begin Given information

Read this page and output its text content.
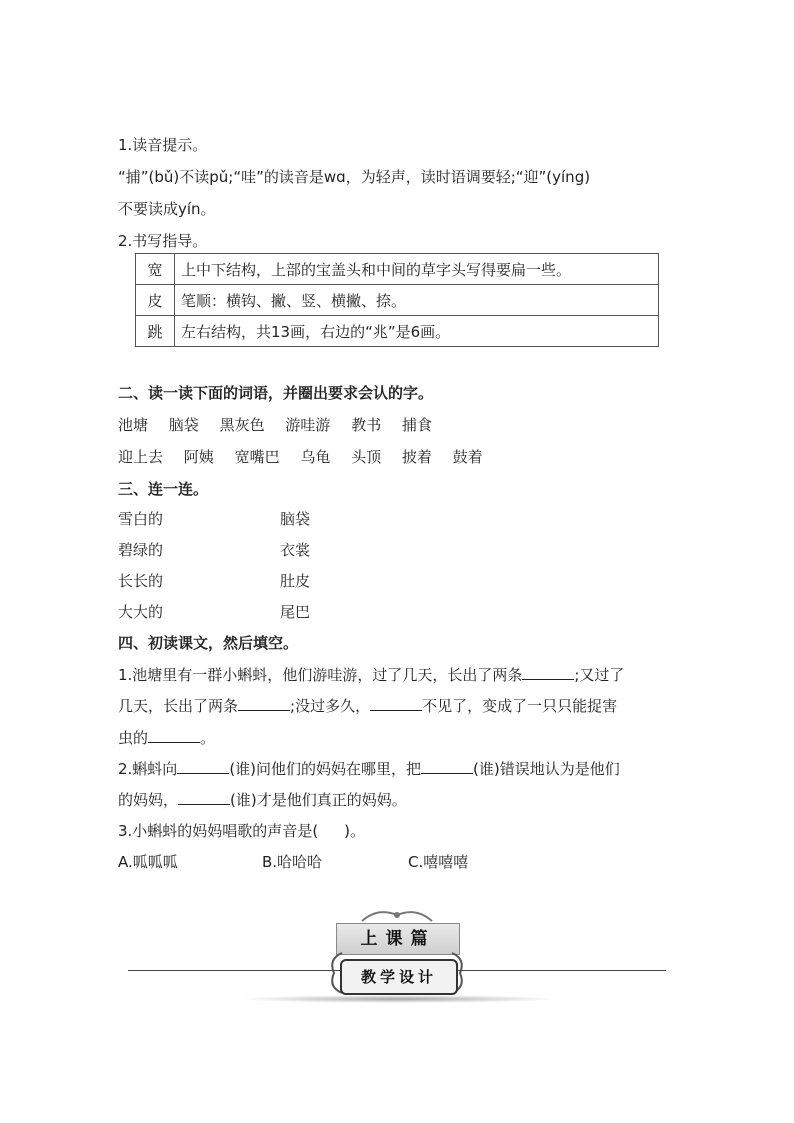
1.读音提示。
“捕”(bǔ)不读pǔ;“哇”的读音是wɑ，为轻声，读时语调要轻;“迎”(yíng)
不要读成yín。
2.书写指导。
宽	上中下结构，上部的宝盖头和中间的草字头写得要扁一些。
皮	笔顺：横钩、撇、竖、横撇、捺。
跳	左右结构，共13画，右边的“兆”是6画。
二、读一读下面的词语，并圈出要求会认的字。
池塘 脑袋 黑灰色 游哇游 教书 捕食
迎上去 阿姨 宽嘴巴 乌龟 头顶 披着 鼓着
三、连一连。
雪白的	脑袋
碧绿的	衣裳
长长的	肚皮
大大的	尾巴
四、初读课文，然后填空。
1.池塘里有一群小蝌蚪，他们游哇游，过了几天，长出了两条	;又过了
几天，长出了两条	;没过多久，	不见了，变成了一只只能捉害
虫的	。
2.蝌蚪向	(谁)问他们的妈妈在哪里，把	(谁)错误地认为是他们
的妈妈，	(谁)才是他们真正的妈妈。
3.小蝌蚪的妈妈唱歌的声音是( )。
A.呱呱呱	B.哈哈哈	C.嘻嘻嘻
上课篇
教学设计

end Given information
begin Given information

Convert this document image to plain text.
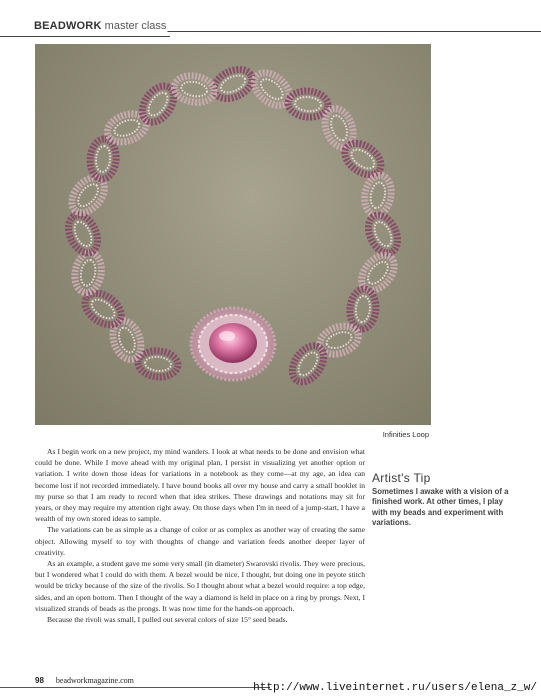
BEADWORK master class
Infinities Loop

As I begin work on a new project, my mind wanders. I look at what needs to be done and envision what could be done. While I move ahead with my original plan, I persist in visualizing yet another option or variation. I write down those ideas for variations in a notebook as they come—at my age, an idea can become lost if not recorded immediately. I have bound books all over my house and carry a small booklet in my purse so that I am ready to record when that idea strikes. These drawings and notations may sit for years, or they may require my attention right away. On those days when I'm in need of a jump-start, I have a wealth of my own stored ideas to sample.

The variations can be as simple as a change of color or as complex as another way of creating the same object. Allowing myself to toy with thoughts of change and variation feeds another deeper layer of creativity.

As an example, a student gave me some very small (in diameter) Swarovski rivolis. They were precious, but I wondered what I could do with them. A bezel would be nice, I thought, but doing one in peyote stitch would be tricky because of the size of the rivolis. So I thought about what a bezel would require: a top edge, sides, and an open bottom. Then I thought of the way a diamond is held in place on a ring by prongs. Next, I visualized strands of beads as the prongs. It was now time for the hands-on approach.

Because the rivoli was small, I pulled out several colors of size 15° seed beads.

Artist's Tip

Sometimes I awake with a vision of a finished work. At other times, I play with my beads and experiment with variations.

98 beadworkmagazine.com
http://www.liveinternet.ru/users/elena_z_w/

end Given information

→ What you should do:
Extract all lines of the records above that include "another".

→ Solved problem:
As I begin work on a new project, my mind wanders. I look at what needs to be done and envision what could be done. While I move ahead with my original plan, I persist in visualizing yet another option or variation. I write down those ideas for variations in a notebook as they come—at my age, an idea can become lost if not recorded immediately. I have bound books all over my house and carry a small booklet in my purse so that I am ready to record when that idea strikes. These drawings and notations may sit for years, or they may require my attention right away. On those days when I'm in need of a jump-start, I have a wealth of my own stored ideas to sample.
The variations can be as simple as a change of color or as complex as another way of creating the same object. Allowing myself to toy with thoughts of change and variation feeds another deeper layer of creativity.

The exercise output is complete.